_Supplied material_
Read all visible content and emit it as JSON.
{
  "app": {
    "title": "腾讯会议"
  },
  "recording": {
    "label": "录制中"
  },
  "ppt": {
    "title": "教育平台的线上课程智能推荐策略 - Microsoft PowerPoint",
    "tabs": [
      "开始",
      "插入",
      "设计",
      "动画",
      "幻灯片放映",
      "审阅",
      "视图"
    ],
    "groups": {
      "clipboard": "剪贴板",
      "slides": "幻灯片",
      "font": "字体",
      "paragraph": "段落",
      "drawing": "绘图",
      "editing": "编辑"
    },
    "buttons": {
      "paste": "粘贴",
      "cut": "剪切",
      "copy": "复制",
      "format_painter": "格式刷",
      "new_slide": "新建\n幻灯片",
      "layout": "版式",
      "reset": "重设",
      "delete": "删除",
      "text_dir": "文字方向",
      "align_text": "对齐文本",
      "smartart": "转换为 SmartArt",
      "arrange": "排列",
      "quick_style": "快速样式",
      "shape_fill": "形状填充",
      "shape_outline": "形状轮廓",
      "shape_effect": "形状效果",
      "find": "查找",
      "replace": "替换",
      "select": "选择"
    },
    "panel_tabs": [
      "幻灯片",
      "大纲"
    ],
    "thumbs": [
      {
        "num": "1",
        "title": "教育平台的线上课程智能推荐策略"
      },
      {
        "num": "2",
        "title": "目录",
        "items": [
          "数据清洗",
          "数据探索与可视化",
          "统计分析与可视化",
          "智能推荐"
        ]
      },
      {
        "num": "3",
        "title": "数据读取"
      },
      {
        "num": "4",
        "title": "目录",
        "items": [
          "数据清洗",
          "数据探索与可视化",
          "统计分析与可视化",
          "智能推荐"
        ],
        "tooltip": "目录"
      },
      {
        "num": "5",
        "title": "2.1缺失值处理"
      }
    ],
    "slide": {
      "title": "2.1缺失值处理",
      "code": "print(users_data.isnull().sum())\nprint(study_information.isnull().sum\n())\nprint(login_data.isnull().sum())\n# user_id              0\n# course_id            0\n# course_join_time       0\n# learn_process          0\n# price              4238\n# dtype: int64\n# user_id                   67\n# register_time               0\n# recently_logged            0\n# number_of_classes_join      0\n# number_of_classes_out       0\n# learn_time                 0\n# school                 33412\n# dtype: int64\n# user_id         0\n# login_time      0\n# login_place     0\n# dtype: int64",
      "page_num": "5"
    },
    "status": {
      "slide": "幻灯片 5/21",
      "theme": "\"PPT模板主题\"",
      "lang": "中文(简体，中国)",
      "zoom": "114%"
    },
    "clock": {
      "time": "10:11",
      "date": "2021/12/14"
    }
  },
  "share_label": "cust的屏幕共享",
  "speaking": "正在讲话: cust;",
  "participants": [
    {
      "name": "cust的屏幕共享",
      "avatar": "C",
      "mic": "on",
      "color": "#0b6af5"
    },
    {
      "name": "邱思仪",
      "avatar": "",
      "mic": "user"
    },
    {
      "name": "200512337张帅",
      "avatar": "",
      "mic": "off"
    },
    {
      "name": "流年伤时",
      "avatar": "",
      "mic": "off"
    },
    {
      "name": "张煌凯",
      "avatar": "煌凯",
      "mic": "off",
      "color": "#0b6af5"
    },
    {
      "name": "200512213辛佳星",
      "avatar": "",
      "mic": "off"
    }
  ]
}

_Task requirements_
Exact output of every entry is required.

_Written solution_
Read all visible content and emit it as JSON.
{
  "app": {
    "title": "腾讯会议"
  },
  "recording": {
    "label": "录制中"
  },
  "ppt": {
    "title": "教育平台的线上课程智能推荐策略 - Microsoft PowerPoint",
    "tabs": [
      "开始",
      "插入",
      "设计",
      "动画",
      "幻灯片放映",
      "审阅",
      "视图"
    ],
    "groups": {
      "clipboard": "剪贴板",
      "slides": "幻灯片",
      "font": "字体",
      "paragraph": "段落",
      "drawing": "绘图",
      "editing": "编辑"
    },
    "buttons": {
      "paste": "粘贴",
      "cut": "剪切",
      "copy": "复制",
      "format_painter": "格式刷",
      "new_slide": "新建\n幻灯片",
      "layout": "版式",
      "reset": "重设",
      "delete": "删除",
      "text_dir": "文字方向",
      "align_text": "对齐文本",
      "smartart": "转换为 SmartArt",
      "arrange": "排列",
      "quick_style": "快速样式",
      "shape_fill": "形状填充",
      "shape_outline": "形状轮廓",
      "shape_effect": "形状效果",
      "find": "查找",
      "replace": "替换",
      "select": "选择"
    },
    "panel_tabs": [
      "幻灯片",
      "大纲"
    ],
    "thumbs": [
      {
        "num": "1",
        "title": "教育平台的线上课程智能推荐策略"
      },
      {
        "num": "2",
        "title": "目录",
        "items": [
          "数据清洗",
          "数据探索与可视化",
          "统计分析与可视化",
          "智能推荐"
        ]
      },
      {
        "num": "3",
        "title": "数据读取"
      },
      {
        "num": "4",
        "title": "目录",
        "items": [
          "数据清洗",
          "数据探索与可视化",
          "统计分析与可视化",
          "智能推荐"
        ],
        "tooltip": "目录"
      },
      {
        "num": "5",
        "title": "2.1缺失值处理"
      }
    ],
    "slide": {
      "title": "2.1缺失值处理",
      "code": "print(users_data.isnull().sum())\nprint(study_information.isnull().sum\n())\nprint(login_data.isnull().sum())\n# user_id              0\n# course_id            0\n# course_join_time       0\n# learn_process          0\n# price              4238\n# dtype: int64\n# user_id                   67\n# register_time               0\n# recently_logged            0\n# number_of_classes_join      0\n# number_of_classes_out       0\n# learn_time                 0\n# school                 33412\n# dtype: int64\n# user_id         0\n# login_time      0\n# login_place     0\n# dtype: int64",
      "page_num": "5"
    },
    "status": {
      "slide": "幻灯片 5/21",
      "theme": "\"PPT模板主题\"",
      "lang": "中文(简体，中国)",
      "zoom": "114%"
    },
    "clock": {
      "time": "10:11",
      "date": "2021/12/14"
    }
  },
  "share_label": "cust的屏幕共享",
  "speaking": "正在讲话: cust;",
  "participants": [
    {
      "name": "cust的屏幕共享",
      "avatar": "C",
      "mic": "on",
      "color": "#0b6af5"
    },
    {
      "name": "邱思仪",
      "avatar": "",
      "mic": "user"
    },
    {
      "name": "200512337张帅",
      "avatar": "",
      "mic": "off"
    },
    {
      "name": "流年伤时",
      "avatar": "",
      "mic": "off"
    },
    {
      "name": "张煌凯",
      "avatar": "煌凯",
      "mic": "off",
      "color": "#0b6af5"
    },
    {
      "name": "200512213辛佳星",
      "avatar": "",
      "mic": "off"
    }
  ]
}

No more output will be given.